[Dataset records]
★ ★ ★ ★ ★ ★ ★

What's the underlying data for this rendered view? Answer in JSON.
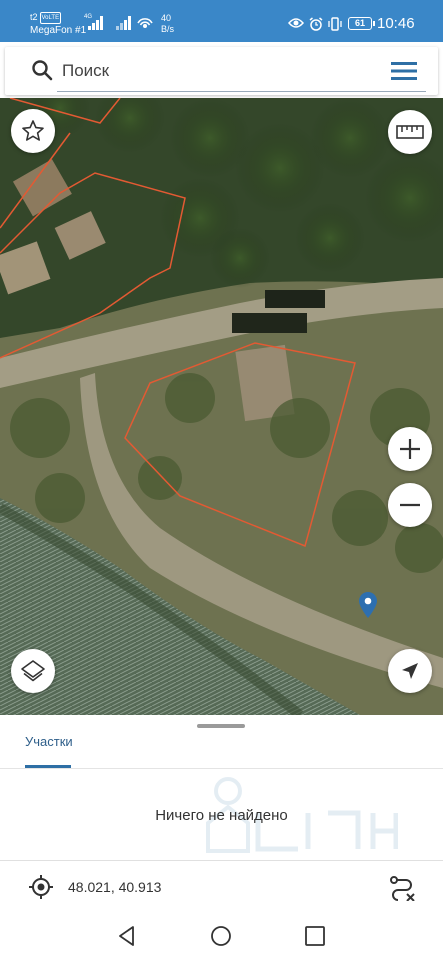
{
  "status_bar": {
    "carrier": "t2",
    "carrier_badge": "VoLTE",
    "operator": "MegaFon #1",
    "network_type": "4G",
    "speed_value": "40",
    "speed_unit": "B/s",
    "battery": "61",
    "time": "10:46"
  },
  "search": {
    "placeholder": "Поиск",
    "value": ""
  },
  "map": {
    "parcel_outline_color": "#e35a33",
    "buttons": [
      "favorites-star",
      "ruler",
      "zoom-in",
      "zoom-out",
      "layers",
      "my-location"
    ]
  },
  "sheet": {
    "tab_label": "Участки",
    "empty_message": "Ничего не найдено",
    "coordinates": "48.021, 40.913"
  },
  "colors": {
    "status_bar": "#3a87c8",
    "accent": "#2e6fa5"
  }
}
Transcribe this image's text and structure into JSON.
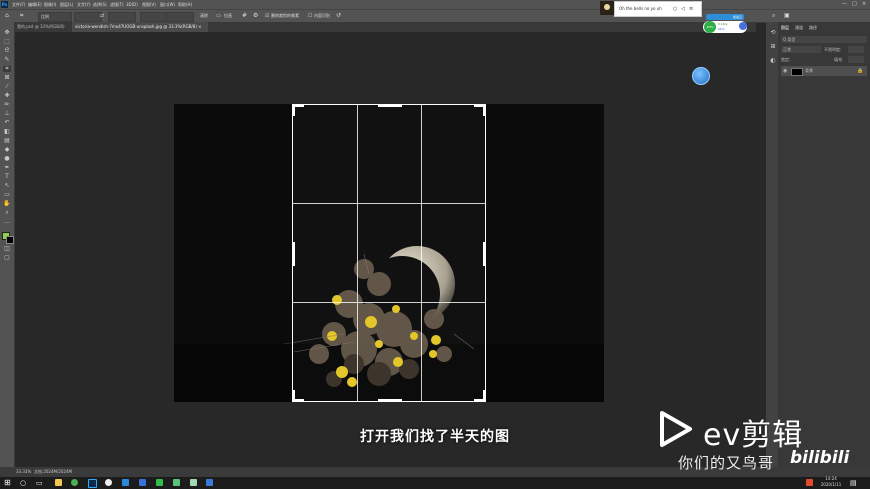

★ ★ ★ ★ ★ ★ ★

→ STATED GOAL: Write out all the records again, exactly, minus any pictures.

→ OUTPUT OF THE EXERCISE:
What's the underlying data for this rendered view? Answer in JSON.
{
  "status_bar": {
    "carrier": "t2",
    "carrier_badge": "VoLTE",
    "operator": "MegaFon #1",
    "network_type": "4G",
    "speed_value": "40",
    "speed_unit": "B/s",
    "battery": "61",
    "time": "10:46"
  },
  "search": {
    "placeholder": "Поиск",
    "value": ""
  },
  "map": {
    "parcel_outline_color": "#e35a33",
    "buttons": [
      "favorites-star",
      "ruler",
      "zoom-in",
      "zoom-out",
      "layers",
      "my-location"
    ]
  },
  "sheet": {
    "tab_label": "Участки",
    "empty_message": "Ничего не найдено",
    "coordinates": "48.021, 40.913"
  },
  "colors": {
    "status_bar": "#3a87c8",
    "accent": "#2e6fa5"
  }
}
Transcribe this image's text and structure into JSON.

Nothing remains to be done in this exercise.